Compute the number of lines that include the string "inflict", then output that number and nothing else.

++++++

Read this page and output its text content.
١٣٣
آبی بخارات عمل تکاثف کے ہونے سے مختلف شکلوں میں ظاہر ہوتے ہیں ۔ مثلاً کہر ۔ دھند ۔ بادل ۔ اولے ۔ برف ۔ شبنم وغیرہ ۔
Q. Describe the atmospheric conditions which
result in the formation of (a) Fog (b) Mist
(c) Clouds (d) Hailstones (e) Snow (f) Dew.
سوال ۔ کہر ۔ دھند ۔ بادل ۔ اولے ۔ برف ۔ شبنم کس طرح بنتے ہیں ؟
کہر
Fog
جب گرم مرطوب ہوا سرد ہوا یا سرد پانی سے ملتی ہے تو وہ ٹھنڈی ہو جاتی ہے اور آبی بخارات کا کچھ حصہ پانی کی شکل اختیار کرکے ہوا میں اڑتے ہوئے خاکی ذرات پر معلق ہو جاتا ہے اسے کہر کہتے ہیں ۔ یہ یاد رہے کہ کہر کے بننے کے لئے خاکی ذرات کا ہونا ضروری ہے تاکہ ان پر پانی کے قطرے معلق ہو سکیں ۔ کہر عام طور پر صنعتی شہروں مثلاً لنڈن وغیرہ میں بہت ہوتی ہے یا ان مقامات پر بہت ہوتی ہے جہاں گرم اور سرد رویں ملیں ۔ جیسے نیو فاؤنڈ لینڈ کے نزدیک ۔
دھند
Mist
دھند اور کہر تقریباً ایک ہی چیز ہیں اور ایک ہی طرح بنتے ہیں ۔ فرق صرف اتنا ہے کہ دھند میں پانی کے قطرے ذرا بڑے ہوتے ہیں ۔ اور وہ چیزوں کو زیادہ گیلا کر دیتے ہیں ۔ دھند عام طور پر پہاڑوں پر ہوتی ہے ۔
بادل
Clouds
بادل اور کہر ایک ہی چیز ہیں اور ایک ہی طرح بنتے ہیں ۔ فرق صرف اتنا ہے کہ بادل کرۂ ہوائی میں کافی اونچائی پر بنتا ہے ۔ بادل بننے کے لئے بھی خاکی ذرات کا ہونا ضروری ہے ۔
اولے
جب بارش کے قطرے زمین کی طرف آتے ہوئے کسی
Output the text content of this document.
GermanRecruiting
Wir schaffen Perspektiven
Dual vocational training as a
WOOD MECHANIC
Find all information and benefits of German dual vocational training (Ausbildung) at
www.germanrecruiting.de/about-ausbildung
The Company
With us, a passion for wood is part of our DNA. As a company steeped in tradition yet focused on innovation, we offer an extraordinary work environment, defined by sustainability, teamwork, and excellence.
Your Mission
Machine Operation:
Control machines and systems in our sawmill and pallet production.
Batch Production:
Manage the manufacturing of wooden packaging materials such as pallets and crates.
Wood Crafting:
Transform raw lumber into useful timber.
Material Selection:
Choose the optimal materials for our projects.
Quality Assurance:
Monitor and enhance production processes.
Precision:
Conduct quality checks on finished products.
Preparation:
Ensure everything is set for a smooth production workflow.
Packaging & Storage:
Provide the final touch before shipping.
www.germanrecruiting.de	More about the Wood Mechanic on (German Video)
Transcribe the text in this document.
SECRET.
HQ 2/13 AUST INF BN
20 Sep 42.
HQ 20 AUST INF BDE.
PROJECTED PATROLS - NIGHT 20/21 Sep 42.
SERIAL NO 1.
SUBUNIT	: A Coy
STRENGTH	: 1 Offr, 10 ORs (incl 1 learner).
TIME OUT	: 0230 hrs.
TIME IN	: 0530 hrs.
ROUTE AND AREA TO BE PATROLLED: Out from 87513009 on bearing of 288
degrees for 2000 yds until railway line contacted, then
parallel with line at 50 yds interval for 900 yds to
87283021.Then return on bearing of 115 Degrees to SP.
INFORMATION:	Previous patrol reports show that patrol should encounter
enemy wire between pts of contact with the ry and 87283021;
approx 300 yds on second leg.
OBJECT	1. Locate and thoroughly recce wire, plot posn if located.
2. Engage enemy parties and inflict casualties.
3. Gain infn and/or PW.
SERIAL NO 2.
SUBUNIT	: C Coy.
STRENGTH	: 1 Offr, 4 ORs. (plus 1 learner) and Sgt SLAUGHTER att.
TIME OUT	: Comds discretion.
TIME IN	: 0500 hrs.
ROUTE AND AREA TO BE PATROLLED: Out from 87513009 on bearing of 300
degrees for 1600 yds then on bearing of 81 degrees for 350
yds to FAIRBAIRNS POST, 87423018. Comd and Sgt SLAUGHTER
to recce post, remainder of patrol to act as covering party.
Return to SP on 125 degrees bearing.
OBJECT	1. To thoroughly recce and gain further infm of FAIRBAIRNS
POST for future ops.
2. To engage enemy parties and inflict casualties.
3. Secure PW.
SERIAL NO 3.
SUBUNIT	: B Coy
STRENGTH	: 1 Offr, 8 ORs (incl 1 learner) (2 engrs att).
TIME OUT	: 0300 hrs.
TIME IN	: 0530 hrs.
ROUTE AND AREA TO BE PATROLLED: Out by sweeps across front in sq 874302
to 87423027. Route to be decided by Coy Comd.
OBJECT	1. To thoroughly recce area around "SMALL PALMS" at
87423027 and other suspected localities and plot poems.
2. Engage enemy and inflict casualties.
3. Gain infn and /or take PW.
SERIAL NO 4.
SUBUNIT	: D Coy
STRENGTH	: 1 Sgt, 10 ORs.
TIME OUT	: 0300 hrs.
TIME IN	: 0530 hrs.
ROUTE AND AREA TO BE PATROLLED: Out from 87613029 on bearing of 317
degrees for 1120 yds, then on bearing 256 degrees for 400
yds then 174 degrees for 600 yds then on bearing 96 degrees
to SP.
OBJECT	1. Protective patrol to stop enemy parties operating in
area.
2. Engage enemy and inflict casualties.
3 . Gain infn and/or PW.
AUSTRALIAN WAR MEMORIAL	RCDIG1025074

++++++

### RESPONSE
4